## [WHAT IS NEEDED]
Gather all lines in the entries that include the word "this".

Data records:
## Start

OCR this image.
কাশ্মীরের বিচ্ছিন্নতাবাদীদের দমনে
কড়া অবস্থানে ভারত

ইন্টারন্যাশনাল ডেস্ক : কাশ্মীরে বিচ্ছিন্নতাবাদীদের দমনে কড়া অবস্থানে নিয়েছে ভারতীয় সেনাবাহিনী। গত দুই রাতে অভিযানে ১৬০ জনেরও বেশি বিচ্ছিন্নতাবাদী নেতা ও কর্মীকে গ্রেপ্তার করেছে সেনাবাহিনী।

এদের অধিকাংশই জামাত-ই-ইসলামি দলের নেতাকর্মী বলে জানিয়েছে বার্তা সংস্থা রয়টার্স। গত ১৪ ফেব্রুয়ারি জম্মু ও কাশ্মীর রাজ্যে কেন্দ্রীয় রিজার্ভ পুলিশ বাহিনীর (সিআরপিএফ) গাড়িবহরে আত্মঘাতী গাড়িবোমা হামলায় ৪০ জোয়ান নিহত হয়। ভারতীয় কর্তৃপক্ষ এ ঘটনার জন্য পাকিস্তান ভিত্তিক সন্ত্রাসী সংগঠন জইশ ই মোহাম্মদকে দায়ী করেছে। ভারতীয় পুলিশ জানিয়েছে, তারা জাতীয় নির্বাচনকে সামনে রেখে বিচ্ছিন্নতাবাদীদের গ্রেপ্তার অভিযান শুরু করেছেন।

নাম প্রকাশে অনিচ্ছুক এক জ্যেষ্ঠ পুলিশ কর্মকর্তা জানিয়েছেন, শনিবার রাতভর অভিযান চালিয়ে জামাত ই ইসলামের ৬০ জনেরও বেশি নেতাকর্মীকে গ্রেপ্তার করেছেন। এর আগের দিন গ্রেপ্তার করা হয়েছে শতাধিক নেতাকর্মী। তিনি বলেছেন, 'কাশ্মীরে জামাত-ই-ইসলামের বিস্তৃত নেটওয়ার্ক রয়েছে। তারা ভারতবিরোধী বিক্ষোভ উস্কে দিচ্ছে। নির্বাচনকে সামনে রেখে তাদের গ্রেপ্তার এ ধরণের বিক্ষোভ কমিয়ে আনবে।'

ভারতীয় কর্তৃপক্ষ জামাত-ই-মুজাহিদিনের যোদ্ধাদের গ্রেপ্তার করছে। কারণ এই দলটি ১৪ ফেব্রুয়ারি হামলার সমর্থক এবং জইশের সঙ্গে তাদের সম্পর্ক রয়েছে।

## End
## Start

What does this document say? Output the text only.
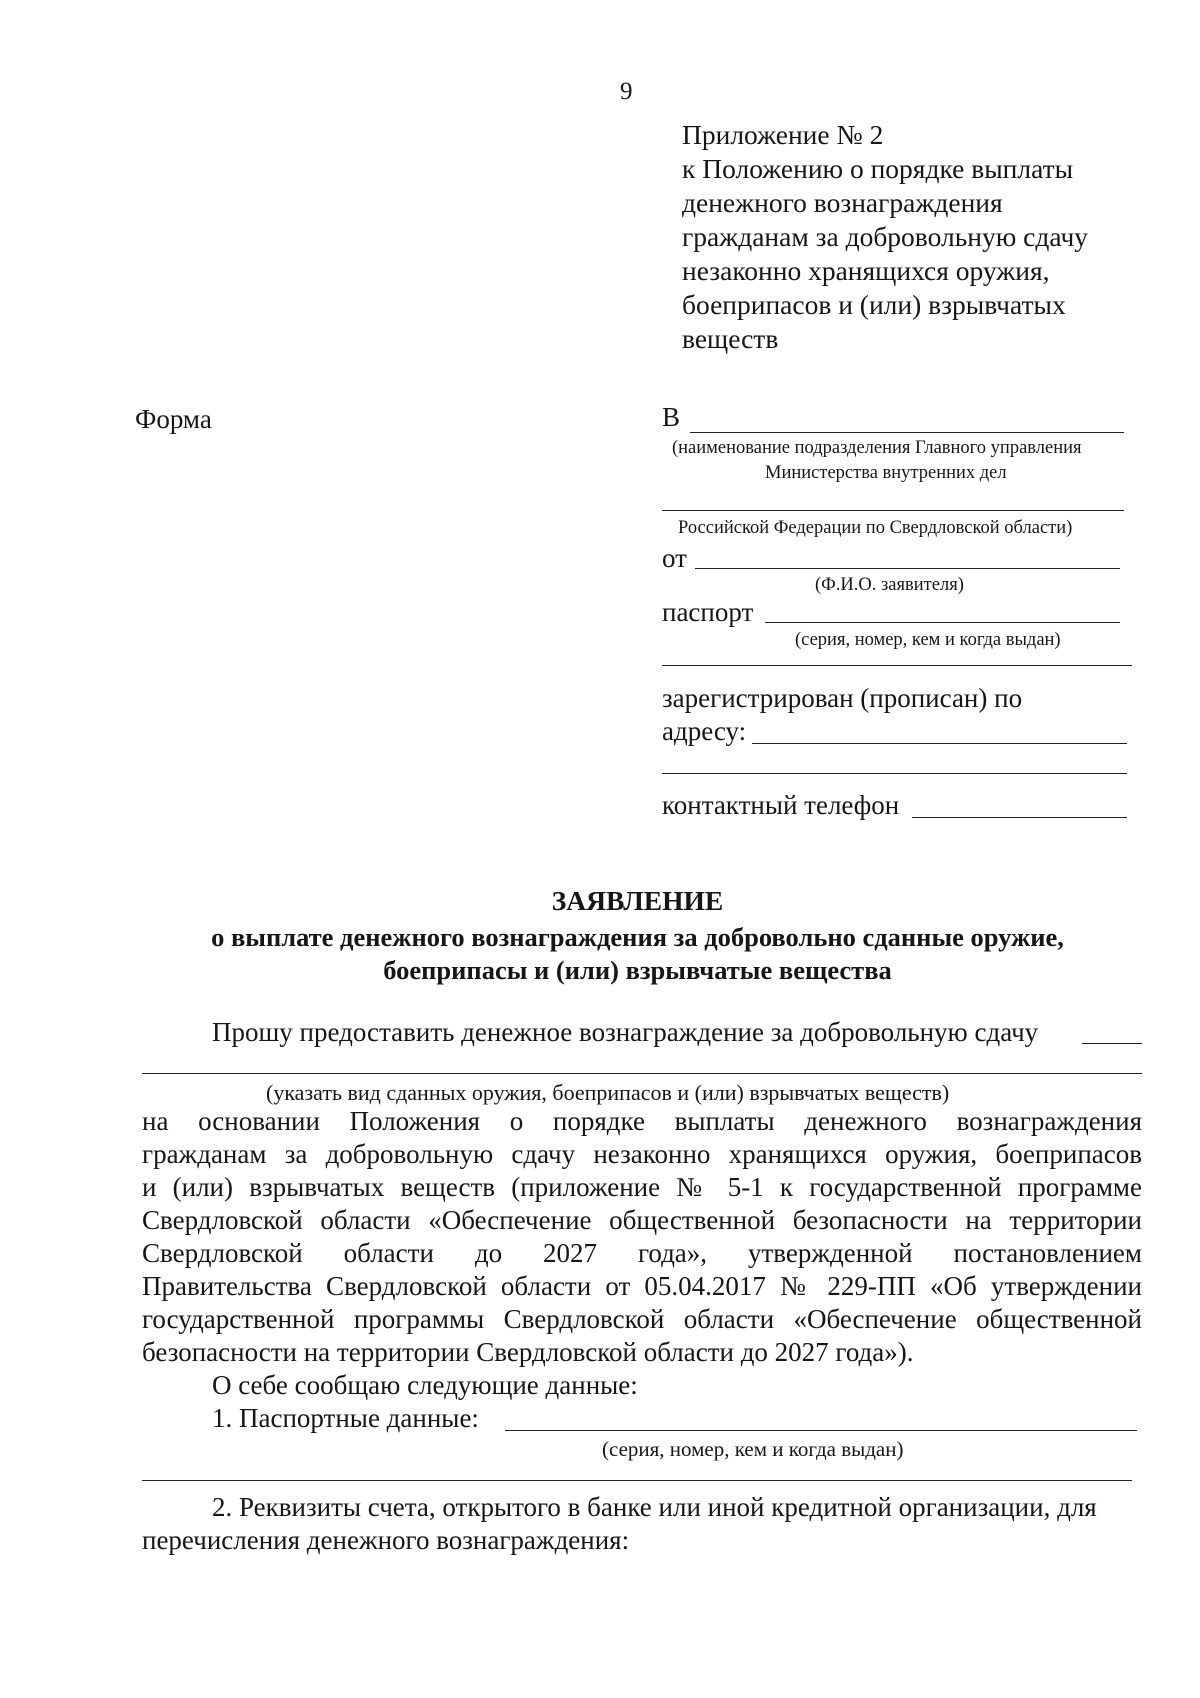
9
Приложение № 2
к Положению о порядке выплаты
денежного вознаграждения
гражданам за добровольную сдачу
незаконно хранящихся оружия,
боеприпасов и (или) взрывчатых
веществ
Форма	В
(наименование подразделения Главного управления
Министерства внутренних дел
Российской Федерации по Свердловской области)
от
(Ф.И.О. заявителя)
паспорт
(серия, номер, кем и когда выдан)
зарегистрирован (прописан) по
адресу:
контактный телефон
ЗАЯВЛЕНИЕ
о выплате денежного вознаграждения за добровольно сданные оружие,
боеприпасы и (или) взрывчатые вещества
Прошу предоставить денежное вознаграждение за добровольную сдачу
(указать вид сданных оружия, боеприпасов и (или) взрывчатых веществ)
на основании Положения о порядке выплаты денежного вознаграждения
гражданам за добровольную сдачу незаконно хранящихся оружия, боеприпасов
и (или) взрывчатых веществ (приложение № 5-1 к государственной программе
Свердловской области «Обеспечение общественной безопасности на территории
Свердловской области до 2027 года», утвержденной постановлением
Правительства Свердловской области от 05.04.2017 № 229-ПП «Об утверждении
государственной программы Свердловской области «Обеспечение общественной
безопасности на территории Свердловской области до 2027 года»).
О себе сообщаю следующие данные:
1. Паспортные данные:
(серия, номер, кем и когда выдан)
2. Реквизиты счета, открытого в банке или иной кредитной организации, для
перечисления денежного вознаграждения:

## End

## [EXERCISE OUTPUT]
OCR this image.
What does this document say? Output the text only.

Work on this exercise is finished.